THE INPUT:
## start

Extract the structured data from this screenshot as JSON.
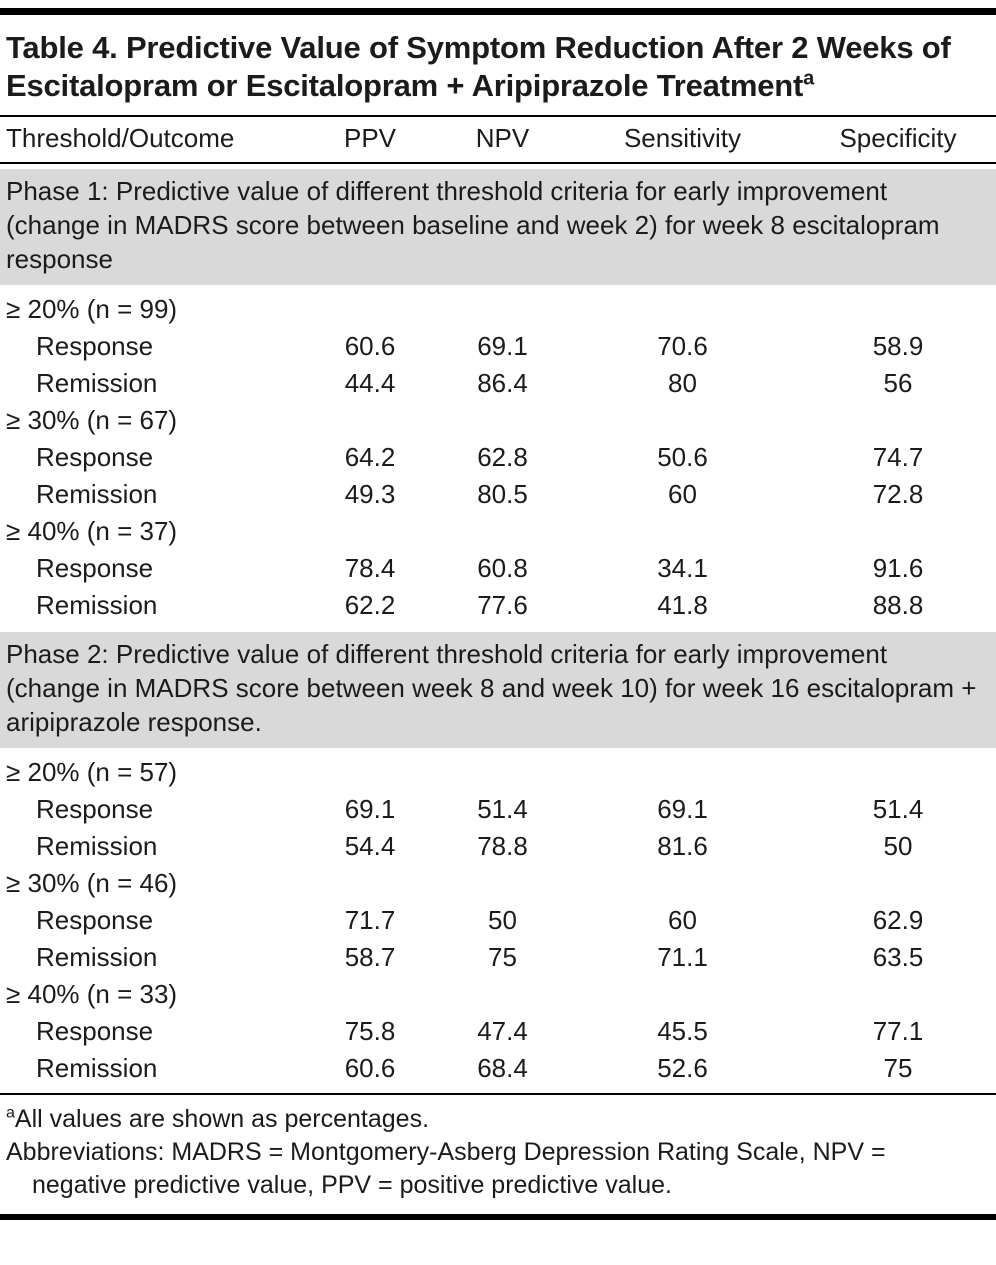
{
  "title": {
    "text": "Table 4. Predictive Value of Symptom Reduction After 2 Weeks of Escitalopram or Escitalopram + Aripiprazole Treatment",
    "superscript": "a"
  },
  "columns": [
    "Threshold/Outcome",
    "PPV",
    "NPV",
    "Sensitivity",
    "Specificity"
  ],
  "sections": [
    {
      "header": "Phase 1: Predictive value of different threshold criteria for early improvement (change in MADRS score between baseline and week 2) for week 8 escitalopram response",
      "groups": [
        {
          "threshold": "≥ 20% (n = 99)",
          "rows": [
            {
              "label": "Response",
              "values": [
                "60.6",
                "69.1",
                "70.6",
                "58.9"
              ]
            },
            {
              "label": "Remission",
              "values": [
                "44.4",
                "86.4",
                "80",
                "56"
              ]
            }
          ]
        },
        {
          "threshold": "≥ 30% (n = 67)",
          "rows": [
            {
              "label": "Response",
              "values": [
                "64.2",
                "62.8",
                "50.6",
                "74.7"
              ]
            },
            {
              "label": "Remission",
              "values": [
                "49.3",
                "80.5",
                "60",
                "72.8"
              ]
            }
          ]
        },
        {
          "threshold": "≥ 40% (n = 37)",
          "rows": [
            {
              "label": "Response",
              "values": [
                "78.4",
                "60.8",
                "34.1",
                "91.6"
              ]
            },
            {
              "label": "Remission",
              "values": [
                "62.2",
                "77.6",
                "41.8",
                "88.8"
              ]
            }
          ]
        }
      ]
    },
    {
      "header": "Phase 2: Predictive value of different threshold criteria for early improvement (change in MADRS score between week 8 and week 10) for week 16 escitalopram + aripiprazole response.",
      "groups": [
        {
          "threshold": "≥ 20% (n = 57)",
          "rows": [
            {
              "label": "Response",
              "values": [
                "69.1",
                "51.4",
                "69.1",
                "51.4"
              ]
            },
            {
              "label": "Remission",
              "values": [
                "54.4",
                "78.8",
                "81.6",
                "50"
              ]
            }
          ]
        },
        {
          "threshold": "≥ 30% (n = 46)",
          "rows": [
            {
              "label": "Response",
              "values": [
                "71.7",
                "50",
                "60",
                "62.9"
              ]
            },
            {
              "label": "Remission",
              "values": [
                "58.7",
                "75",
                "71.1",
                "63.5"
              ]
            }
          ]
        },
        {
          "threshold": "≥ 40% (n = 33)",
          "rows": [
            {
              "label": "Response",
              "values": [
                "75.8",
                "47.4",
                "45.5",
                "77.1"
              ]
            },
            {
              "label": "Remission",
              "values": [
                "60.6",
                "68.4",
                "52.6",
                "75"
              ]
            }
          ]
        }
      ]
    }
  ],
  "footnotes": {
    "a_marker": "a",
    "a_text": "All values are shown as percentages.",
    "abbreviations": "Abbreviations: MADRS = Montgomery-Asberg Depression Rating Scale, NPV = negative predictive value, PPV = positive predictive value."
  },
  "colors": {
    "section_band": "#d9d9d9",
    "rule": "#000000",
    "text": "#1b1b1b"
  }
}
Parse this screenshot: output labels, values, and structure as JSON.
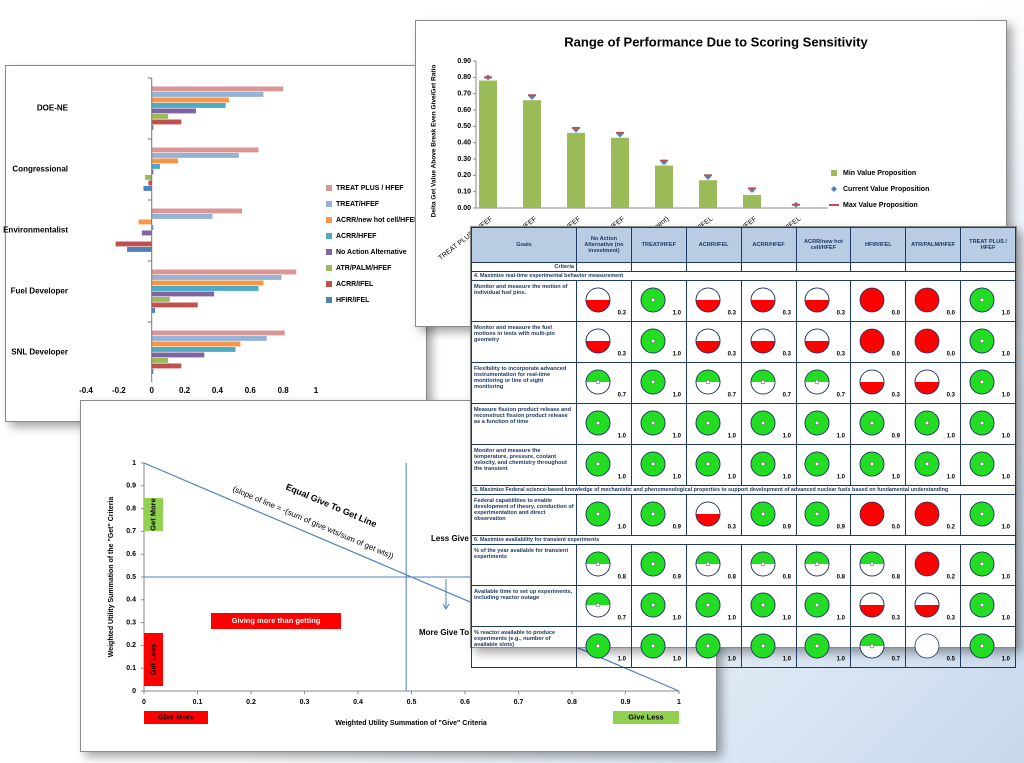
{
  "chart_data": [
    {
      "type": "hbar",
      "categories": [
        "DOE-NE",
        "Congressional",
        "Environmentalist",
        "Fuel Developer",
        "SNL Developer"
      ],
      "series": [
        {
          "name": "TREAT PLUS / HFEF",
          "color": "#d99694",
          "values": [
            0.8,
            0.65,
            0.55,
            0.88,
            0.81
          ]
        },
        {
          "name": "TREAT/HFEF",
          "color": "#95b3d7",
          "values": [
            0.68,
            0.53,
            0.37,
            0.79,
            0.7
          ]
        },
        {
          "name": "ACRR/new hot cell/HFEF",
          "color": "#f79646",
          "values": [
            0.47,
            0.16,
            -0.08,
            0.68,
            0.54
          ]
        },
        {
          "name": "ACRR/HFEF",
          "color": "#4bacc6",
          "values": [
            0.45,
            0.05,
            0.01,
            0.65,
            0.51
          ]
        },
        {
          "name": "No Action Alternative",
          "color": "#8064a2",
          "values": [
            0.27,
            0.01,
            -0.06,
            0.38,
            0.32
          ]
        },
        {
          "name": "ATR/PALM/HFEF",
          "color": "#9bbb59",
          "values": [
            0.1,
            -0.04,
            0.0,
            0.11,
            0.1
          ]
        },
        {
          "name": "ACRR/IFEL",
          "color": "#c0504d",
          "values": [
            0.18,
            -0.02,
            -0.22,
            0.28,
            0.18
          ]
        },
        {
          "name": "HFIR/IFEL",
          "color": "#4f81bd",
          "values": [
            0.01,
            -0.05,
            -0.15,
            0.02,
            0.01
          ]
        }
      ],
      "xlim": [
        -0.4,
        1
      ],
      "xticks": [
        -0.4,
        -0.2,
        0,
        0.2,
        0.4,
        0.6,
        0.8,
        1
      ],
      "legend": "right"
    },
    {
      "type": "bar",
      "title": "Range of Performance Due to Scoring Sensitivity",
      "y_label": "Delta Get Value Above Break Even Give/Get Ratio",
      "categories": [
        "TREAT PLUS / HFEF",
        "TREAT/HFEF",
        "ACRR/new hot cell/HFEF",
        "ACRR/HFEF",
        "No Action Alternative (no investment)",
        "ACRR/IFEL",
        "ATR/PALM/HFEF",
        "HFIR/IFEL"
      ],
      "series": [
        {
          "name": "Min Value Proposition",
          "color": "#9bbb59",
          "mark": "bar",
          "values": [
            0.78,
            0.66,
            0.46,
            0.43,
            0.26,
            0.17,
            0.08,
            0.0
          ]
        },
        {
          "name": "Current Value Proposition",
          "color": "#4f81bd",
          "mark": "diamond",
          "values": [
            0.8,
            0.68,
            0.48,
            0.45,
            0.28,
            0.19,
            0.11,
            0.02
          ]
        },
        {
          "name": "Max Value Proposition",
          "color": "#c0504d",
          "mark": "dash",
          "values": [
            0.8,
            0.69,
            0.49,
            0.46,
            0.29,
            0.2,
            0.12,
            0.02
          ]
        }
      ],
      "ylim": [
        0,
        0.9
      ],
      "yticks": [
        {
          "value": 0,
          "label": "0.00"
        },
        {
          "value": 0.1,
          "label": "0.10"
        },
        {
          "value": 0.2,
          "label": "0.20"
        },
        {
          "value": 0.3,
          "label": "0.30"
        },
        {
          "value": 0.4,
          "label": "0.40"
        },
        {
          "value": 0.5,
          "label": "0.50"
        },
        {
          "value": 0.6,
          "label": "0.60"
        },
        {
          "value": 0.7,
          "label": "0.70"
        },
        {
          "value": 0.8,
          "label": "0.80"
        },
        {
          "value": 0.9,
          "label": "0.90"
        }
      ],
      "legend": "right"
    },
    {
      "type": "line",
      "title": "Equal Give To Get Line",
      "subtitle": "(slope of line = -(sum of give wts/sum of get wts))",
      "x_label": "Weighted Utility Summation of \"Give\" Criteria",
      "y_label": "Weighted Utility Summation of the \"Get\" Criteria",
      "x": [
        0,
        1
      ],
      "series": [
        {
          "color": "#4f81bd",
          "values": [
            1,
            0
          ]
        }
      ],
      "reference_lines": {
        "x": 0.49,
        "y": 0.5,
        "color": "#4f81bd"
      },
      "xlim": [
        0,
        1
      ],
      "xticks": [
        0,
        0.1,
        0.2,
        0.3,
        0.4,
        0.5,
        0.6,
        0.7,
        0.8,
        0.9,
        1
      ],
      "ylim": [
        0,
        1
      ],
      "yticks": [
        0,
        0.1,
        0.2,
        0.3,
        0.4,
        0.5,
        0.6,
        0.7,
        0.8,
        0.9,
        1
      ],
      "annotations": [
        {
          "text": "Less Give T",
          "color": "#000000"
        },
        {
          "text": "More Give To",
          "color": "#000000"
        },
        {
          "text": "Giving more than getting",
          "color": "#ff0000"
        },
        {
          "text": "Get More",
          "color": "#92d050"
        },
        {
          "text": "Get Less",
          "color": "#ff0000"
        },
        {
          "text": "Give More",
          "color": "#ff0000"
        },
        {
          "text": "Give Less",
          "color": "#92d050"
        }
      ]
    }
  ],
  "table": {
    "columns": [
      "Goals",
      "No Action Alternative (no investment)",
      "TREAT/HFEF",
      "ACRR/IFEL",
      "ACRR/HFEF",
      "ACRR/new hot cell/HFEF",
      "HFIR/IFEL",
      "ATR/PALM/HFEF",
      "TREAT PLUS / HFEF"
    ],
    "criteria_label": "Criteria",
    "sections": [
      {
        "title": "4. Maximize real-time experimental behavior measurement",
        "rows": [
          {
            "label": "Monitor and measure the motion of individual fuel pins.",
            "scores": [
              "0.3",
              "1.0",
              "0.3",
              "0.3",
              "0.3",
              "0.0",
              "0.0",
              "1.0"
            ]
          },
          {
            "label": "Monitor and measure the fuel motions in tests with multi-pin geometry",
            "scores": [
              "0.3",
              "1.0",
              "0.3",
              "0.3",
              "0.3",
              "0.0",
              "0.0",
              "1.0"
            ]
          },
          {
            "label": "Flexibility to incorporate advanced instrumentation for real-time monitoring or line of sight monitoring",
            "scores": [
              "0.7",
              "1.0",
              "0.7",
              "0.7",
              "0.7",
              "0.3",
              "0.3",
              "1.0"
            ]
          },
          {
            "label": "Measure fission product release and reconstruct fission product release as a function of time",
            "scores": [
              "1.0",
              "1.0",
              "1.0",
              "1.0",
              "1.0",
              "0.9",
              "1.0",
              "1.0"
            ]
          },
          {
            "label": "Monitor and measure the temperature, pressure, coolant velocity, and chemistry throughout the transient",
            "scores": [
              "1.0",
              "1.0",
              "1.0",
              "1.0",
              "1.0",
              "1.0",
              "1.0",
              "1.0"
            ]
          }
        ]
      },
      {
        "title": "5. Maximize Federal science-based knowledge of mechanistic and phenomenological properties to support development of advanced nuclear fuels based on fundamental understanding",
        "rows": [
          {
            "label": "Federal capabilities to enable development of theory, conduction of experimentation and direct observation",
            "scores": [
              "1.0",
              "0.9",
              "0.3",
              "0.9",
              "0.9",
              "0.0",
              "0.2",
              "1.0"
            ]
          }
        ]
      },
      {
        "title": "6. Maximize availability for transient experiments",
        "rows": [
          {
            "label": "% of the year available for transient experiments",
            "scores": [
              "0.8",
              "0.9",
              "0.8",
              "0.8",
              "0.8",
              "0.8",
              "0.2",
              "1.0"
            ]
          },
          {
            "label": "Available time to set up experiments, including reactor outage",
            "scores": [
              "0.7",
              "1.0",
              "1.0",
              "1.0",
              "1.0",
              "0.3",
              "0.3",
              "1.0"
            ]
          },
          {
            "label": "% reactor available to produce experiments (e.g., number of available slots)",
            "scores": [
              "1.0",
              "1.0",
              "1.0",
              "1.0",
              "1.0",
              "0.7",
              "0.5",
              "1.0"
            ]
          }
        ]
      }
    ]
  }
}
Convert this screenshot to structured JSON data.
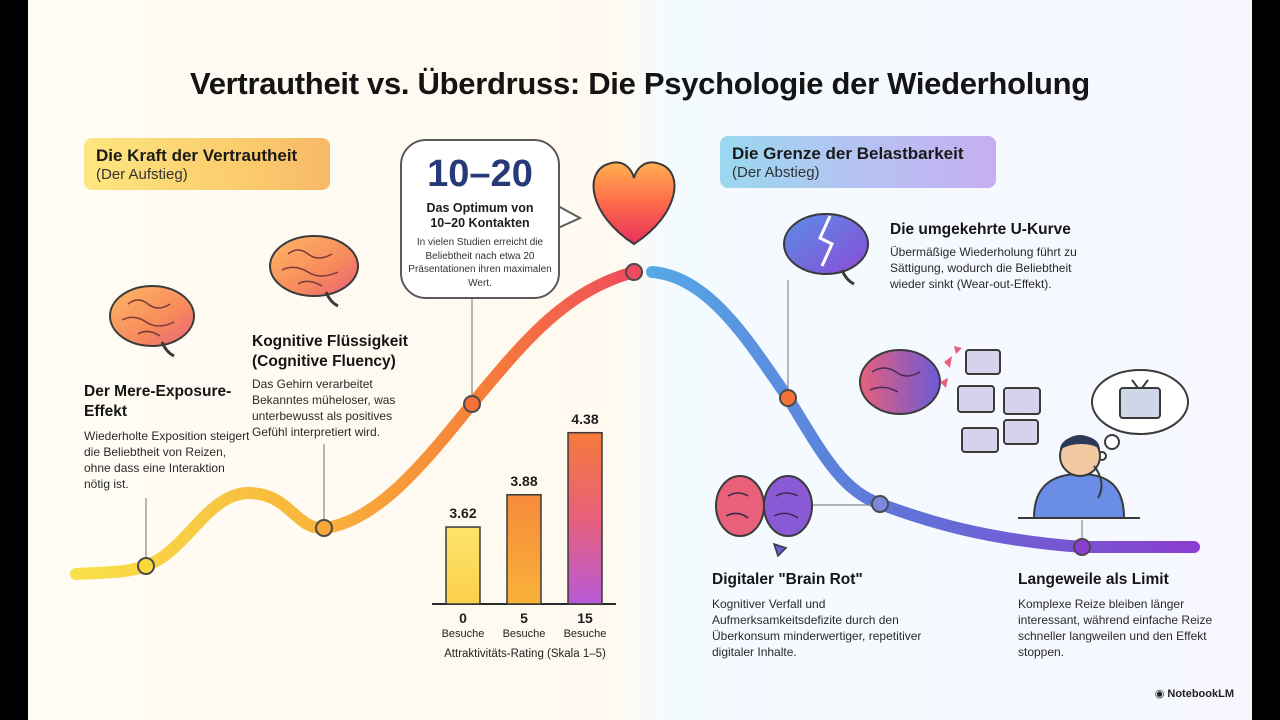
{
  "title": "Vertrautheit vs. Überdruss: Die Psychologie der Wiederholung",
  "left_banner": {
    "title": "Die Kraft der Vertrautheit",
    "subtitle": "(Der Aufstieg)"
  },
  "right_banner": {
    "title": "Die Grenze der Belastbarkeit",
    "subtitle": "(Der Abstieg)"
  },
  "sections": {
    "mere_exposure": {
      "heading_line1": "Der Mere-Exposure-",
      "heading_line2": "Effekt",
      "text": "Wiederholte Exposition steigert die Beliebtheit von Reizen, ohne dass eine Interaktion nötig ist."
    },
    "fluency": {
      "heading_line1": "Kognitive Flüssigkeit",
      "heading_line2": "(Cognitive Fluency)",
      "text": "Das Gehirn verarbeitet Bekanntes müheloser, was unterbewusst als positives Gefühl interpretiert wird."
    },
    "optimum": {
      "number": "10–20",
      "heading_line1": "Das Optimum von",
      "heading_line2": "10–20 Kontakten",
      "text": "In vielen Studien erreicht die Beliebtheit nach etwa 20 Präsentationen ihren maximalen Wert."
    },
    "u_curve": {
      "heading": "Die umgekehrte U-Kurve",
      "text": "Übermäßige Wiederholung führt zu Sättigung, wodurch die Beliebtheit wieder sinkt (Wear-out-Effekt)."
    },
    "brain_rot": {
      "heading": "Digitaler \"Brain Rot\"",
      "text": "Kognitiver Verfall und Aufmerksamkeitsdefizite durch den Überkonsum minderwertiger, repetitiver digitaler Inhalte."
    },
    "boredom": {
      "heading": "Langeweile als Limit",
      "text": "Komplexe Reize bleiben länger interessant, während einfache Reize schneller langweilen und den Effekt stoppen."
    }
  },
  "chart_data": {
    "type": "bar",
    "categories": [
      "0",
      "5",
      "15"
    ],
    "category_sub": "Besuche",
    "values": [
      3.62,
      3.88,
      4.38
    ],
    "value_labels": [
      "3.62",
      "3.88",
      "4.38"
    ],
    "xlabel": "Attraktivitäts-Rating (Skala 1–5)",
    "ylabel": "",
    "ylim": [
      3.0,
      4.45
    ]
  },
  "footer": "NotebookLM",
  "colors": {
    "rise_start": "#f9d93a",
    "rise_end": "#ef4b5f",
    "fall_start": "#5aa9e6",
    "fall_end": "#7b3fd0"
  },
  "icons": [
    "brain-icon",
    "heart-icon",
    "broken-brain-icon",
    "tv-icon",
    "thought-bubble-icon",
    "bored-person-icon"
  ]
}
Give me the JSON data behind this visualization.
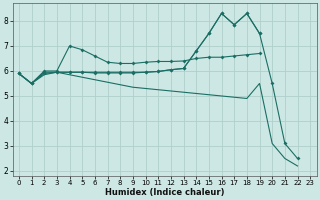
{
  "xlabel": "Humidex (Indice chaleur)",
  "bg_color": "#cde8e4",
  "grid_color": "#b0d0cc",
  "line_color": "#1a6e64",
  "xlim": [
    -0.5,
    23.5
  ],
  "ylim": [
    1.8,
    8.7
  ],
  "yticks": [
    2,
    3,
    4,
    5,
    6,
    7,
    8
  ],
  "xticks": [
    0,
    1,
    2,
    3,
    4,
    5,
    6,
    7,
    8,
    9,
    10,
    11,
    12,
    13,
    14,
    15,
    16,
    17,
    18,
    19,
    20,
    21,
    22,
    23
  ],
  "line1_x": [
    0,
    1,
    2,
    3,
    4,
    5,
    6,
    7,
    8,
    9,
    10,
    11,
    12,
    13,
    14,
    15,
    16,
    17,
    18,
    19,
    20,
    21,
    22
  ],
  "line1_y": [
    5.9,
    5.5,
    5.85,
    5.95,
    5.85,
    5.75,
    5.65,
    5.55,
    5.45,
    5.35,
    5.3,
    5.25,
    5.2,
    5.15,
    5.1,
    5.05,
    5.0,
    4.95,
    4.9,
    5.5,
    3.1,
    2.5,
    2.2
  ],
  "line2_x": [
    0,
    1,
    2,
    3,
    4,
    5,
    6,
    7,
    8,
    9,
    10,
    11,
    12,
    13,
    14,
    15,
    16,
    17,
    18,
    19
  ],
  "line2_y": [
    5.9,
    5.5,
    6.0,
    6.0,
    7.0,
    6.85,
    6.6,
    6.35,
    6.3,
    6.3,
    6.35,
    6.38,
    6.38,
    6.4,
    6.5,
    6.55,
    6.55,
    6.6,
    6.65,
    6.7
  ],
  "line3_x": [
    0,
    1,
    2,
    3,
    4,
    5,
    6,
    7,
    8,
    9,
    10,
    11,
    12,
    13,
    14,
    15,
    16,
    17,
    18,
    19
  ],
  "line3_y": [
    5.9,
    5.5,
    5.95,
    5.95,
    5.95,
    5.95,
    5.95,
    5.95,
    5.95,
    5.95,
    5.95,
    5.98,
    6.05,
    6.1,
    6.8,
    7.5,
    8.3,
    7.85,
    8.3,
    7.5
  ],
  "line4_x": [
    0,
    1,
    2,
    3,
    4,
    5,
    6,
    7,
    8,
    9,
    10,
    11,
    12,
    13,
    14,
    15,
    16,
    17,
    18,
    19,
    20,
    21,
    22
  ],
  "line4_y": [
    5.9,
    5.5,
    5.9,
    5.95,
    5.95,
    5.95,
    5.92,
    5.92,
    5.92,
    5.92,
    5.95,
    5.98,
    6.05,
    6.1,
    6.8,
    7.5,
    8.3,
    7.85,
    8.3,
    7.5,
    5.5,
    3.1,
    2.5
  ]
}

## end

PROBLEM REQUIREMENTS: Copy every line of the listing where the word "Maximize" appears.

TASK RESULT:
        "title": "4. Maximize real-time experimental behavior measurement",
        "title": "5. Maximize Federal science-based knowledge of mechanistic and phenomenological properties to support development of advanced nuclear fuels based on fundamental understanding",
        "title": "6. Maximize availability for transient experiments",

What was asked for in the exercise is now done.